* Goal:
Copy all of the material word for word, except for the pictures.

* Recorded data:
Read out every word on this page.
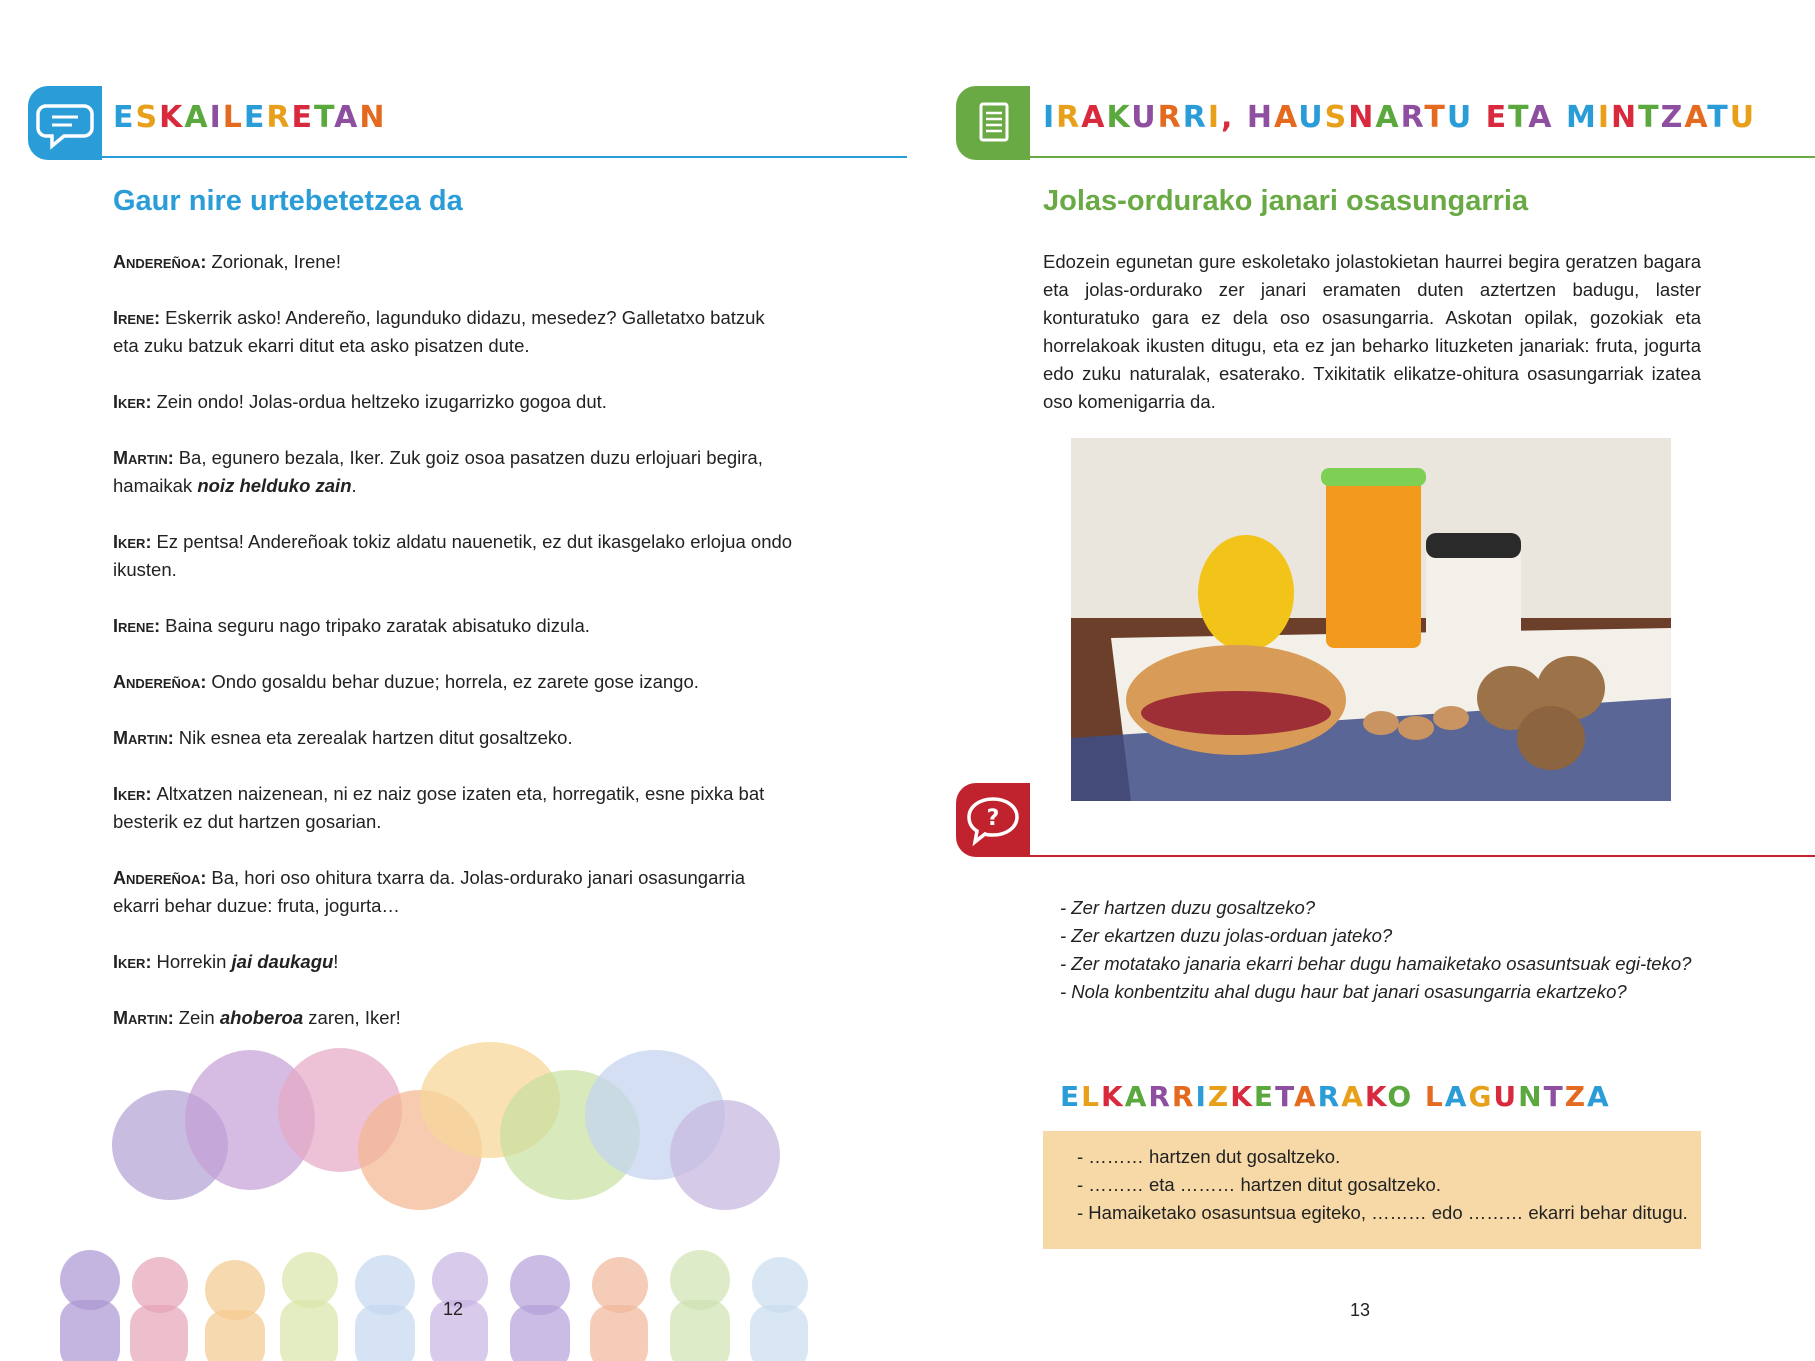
ESKAILERETAN
Gaur nire urtebetetzea da
Andereñoa: Zorionak, Irene!
Irene: Eskerrik asko! Andereño, lagunduko didazu, mesedez? Galletatxo batzuk eta zuku batzuk ekarri ditut eta asko pisatzen dute.
Iker: Zein ondo! Jolas-ordua heltzeko izugarrizko gogoa dut.
Martin: Ba, egunero bezala, Iker. Zuk goiz osoa pasatzen duzu erlojuari begira, hamaikak noiz helduko zain.
Iker: Ez pentsa! Andereñoak tokiz aldatu nauenetik, ez dut ikasgelako erlojua ondo ikusten.
Irene: Baina seguru nago tripako zaratak abisatuko dizula.
Andereñoa: Ondo gosaldu behar duzue; horrela, ez zarete gose izango.
Martin: Nik esnea eta zerealak hartzen ditut gosaltzeko.
Iker: Altxatzen naizenean, ni ez naiz gose izaten eta, horregatik, esne pixka bat besterik ez dut hartzen gosarian.
Andereñoa: Ba, hori oso ohitura txarra da. Jolas-ordurako janari osasungarria ekarri behar duzue: fruta, jogurta…
Iker: Horrekin jai daukagu!
Martin: Zein ahoberoa zaren, Iker!
12
IRAKURRI, HAUSNARTU ETA MINTZATU
Jolas-ordurako janari osasungarria
Edozein egunetan gure eskoletako jolastokietan haurrei begira geratzen bagara eta jolas-ordurako zer janari eramaten duten aztertzen badugu, laster konturatuko gara ez dela oso osasungarria. Askotan opilak, gozokiak eta horrelakoak ikusten ditugu, eta ez jan beharko lituzketen janariak: fruta, jogurta edo zuku naturalak, esaterako. Txikitatik elikatze-ohitura osasungarriak izatea oso komenigarria da.
?
- Zer hartzen duzu gosaltzeko?
- Zer ekartzen duzu jolas-orduan jateko?
- Zer motatako janaria ekarri behar dugu hamaiketako osasuntsuak egi-teko?
- Nola konbentzitu ahal dugu haur bat janari osasungarria ekartzeko?
ELKARRIZKETARAKO LAGUNTZA
- ……… hartzen dut gosaltzeko.
- ……… eta ……… hartzen ditut gosaltzeko.
- Hamaiketako osasuntsua egiteko, ……… edo ……… ekarri behar ditugu.
13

* Exercise answer:
Read out every word on this page.
ESKAILERETAN
Gaur nire urtebetetzea da
Andereñoa: Zorionak, Irene!
Irene: Eskerrik asko! Andereño, lagunduko didazu, mesedez? Galletatxo batzuk eta zuku batzuk ekarri ditut eta asko pisatzen dute.
Iker: Zein ondo! Jolas-ordua heltzeko izugarrizko gogoa dut.
Martin: Ba, egunero bezala, Iker. Zuk goiz osoa pasatzen duzu erlojuari begira, hamaikak noiz helduko zain.
Iker: Ez pentsa! Andereñoak tokiz aldatu nauenetik, ez dut ikasgelako erlojua ondo ikusten.
Irene: Baina seguru nago tripako zaratak abisatuko dizula.
Andereñoa: Ondo gosaldu behar duzue; horrela, ez zarete gose izango.
Martin: Nik esnea eta zerealak hartzen ditut gosaltzeko.
Iker: Altxatzen naizenean, ni ez naiz gose izaten eta, horregatik, esne pixka bat besterik ez dut hartzen gosarian.
Andereñoa: Ba, hori oso ohitura txarra da. Jolas-ordurako janari osasungarria ekarri behar duzue: fruta, jogurta…
Iker: Horrekin jai daukagu!
Martin: Zein ahoberoa zaren, Iker!
12
IRAKURRI, HAUSNARTU ETA MINTZATU
Jolas-ordurako janari osasungarria
Edozein egunetan gure eskoletako jolastokietan haurrei begira geratzen bagara eta jolas-ordurako zer janari eramaten duten aztertzen badugu, laster konturatuko gara ez dela oso osasungarria. Askotan opilak, gozokiak eta horrelakoak ikusten ditugu, eta ez jan beharko lituzketen janariak: fruta, jogurta edo zuku naturalak, esaterako. Txikitatik elikatze-ohitura osasungarriak izatea oso komenigarria da.
?
- Zer hartzen duzu gosaltzeko?
- Zer ekartzen duzu jolas-orduan jateko?
- Zer motatako janaria ekarri behar dugu hamaiketako osasuntsuak egi-teko?
- Nola konbentzitu ahal dugu haur bat janari osasungarria ekartzeko?
ELKARRIZKETARAKO LAGUNTZA
- ……… hartzen dut gosaltzeko.
- ……… eta ……… hartzen ditut gosaltzeko.
- Hamaiketako osasuntsua egiteko, ……… edo ……… ekarri behar ditugu.
13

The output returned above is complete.